**Written instruction:**
Reproduce all entries precisely as they are written.

________

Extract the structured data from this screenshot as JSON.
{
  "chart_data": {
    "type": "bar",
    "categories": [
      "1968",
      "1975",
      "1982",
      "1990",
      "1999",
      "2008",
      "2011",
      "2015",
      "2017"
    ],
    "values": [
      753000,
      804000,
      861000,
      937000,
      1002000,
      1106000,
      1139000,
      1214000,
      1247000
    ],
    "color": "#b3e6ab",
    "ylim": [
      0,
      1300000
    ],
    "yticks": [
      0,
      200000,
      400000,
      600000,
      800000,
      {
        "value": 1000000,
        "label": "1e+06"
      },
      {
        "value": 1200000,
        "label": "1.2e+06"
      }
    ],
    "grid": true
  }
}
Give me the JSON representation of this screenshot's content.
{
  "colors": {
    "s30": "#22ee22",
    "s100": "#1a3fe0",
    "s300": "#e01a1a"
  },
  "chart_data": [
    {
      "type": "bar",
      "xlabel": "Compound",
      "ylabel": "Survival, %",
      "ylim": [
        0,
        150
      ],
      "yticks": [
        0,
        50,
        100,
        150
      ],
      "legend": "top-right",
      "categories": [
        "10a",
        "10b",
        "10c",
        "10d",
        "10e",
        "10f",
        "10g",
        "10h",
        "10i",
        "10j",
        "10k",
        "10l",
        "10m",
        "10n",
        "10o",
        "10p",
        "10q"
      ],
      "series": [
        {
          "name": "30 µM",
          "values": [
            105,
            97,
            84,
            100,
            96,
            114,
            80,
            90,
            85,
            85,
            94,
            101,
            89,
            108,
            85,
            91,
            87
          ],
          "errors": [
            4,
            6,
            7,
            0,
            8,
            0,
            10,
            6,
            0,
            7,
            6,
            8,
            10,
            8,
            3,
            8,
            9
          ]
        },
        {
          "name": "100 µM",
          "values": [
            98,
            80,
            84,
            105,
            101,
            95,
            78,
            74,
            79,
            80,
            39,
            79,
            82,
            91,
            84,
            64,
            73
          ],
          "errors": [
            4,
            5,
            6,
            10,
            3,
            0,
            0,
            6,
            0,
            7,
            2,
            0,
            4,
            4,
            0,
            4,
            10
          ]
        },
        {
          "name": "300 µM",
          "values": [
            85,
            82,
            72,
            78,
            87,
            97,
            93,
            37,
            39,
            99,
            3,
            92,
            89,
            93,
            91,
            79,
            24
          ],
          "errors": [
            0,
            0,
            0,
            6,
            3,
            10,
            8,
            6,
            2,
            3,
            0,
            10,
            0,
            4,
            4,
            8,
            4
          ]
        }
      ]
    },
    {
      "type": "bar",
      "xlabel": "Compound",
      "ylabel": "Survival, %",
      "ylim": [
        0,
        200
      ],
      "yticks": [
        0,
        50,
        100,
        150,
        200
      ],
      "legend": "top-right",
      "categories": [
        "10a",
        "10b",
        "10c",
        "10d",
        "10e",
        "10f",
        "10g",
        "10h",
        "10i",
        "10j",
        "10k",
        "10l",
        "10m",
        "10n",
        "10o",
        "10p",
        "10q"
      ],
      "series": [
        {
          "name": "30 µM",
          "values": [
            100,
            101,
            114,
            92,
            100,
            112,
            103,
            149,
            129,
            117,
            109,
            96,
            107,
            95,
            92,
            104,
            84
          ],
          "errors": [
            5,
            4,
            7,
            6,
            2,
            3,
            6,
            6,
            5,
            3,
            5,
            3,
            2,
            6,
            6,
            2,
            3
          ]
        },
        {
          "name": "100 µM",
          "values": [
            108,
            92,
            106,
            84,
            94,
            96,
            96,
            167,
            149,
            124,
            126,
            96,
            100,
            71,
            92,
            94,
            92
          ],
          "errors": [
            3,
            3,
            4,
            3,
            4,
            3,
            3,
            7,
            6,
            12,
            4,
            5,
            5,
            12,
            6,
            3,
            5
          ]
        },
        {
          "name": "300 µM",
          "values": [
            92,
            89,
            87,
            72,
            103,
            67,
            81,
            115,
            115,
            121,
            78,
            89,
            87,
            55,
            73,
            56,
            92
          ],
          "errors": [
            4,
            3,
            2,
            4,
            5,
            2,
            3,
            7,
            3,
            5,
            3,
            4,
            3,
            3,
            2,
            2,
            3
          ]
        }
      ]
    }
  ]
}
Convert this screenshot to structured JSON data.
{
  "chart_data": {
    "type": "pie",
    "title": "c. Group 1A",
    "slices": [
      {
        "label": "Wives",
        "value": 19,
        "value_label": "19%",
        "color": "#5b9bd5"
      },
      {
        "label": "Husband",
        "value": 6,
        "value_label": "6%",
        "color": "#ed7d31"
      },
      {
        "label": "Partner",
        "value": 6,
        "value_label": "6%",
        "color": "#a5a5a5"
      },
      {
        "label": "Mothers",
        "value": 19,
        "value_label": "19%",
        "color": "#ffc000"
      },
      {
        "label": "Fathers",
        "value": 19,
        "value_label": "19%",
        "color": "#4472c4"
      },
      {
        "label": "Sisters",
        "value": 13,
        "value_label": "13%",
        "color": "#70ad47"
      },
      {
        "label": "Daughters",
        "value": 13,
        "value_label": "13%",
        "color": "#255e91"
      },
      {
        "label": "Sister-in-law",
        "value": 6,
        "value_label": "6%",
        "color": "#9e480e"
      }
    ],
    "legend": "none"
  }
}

________

**Solution for this exercise:**
Extract the structured data from this screenshot as JSON.
{
  "chart_data": {
    "type": "bar",
    "categories": [
      "1968",
      "1975",
      "1982",
      "1990",
      "1999",
      "2008",
      "2011",
      "2015",
      "2017"
    ],
    "values": [
      753000,
      804000,
      861000,
      937000,
      1002000,
      1106000,
      1139000,
      1214000,
      1247000
    ],
    "color": "#b3e6ab",
    "ylim": [
      0,
      1300000
    ],
    "yticks": [
      0,
      200000,
      400000,
      600000,
      800000,
      {
        "value": 1000000,
        "label": "1e+06"
      },
      {
        "value": 1200000,
        "label": "1.2e+06"
      }
    ],
    "grid": true
  }
}
Give me the JSON representation of this screenshot's content.
{
  "colors": {
    "s30": "#22ee22",
    "s100": "#1a3fe0",
    "s300": "#e01a1a"
  },
  "chart_data": [
    {
      "type": "bar",
      "xlabel": "Compound",
      "ylabel": "Survival, %",
      "ylim": [
        0,
        150
      ],
      "yticks": [
        0,
        50,
        100,
        150
      ],
      "legend": "top-right",
      "categories": [
        "10a",
        "10b",
        "10c",
        "10d",
        "10e",
        "10f",
        "10g",
        "10h",
        "10i",
        "10j",
        "10k",
        "10l",
        "10m",
        "10n",
        "10o",
        "10p",
        "10q"
      ],
      "series": [
        {
          "name": "30 µM",
          "values": [
            105,
            97,
            84,
            100,
            96,
            114,
            80,
            90,
            85,
            85,
            94,
            101,
            89,
            108,
            85,
            91,
            87
          ],
          "errors": [
            4,
            6,
            7,
            0,
            8,
            0,
            10,
            6,
            0,
            7,
            6,
            8,
            10,
            8,
            3,
            8,
            9
          ]
        },
        {
          "name": "100 µM",
          "values": [
            98,
            80,
            84,
            105,
            101,
            95,
            78,
            74,
            79,
            80,
            39,
            79,
            82,
            91,
            84,
            64,
            73
          ],
          "errors": [
            4,
            5,
            6,
            10,
            3,
            0,
            0,
            6,
            0,
            7,
            2,
            0,
            4,
            4,
            0,
            4,
            10
          ]
        },
        {
          "name": "300 µM",
          "values": [
            85,
            82,
            72,
            78,
            87,
            97,
            93,
            37,
            39,
            99,
            3,
            92,
            89,
            93,
            91,
            79,
            24
          ],
          "errors": [
            0,
            0,
            0,
            6,
            3,
            10,
            8,
            6,
            2,
            3,
            0,
            10,
            0,
            4,
            4,
            8,
            4
          ]
        }
      ]
    },
    {
      "type": "bar",
      "xlabel": "Compound",
      "ylabel": "Survival, %",
      "ylim": [
        0,
        200
      ],
      "yticks": [
        0,
        50,
        100,
        150,
        200
      ],
      "legend": "top-right",
      "categories": [
        "10a",
        "10b",
        "10c",
        "10d",
        "10e",
        "10f",
        "10g",
        "10h",
        "10i",
        "10j",
        "10k",
        "10l",
        "10m",
        "10n",
        "10o",
        "10p",
        "10q"
      ],
      "series": [
        {
          "name": "30 µM",
          "values": [
            100,
            101,
            114,
            92,
            100,
            112,
            103,
            149,
            129,
            117,
            109,
            96,
            107,
            95,
            92,
            104,
            84
          ],
          "errors": [
            5,
            4,
            7,
            6,
            2,
            3,
            6,
            6,
            5,
            3,
            5,
            3,
            2,
            6,
            6,
            2,
            3
          ]
        },
        {
          "name": "100 µM",
          "values": [
            108,
            92,
            106,
            84,
            94,
            96,
            96,
            167,
            149,
            124,
            126,
            96,
            100,
            71,
            92,
            94,
            92
          ],
          "errors": [
            3,
            3,
            4,
            3,
            4,
            3,
            3,
            7,
            6,
            12,
            4,
            5,
            5,
            12,
            6,
            3,
            5
          ]
        },
        {
          "name": "300 µM",
          "values": [
            92,
            89,
            87,
            72,
            103,
            67,
            81,
            115,
            115,
            121,
            78,
            89,
            87,
            55,
            73,
            56,
            92
          ],
          "errors": [
            4,
            3,
            2,
            4,
            5,
            2,
            3,
            7,
            3,
            5,
            3,
            4,
            3,
            3,
            2,
            2,
            3
          ]
        }
      ]
    }
  ]
}
Convert this screenshot to structured JSON data.
{
  "chart_data": {
    "type": "pie",
    "title": "c. Group 1A",
    "slices": [
      {
        "label": "Wives",
        "value": 19,
        "value_label": "19%",
        "color": "#5b9bd5"
      },
      {
        "label": "Husband",
        "value": 6,
        "value_label": "6%",
        "color": "#ed7d31"
      },
      {
        "label": "Partner",
        "value": 6,
        "value_label": "6%",
        "color": "#a5a5a5"
      },
      {
        "label": "Mothers",
        "value": 19,
        "value_label": "19%",
        "color": "#ffc000"
      },
      {
        "label": "Fathers",
        "value": 19,
        "value_label": "19%",
        "color": "#4472c4"
      },
      {
        "label": "Sisters",
        "value": 13,
        "value_label": "13%",
        "color": "#70ad47"
      },
      {
        "label": "Daughters",
        "value": 13,
        "value_label": "13%",
        "color": "#255e91"
      },
      {
        "label": "Sister-in-law",
        "value": 6,
        "value_label": "6%",
        "color": "#9e480e"
      }
    ],
    "legend": "none"
  }
}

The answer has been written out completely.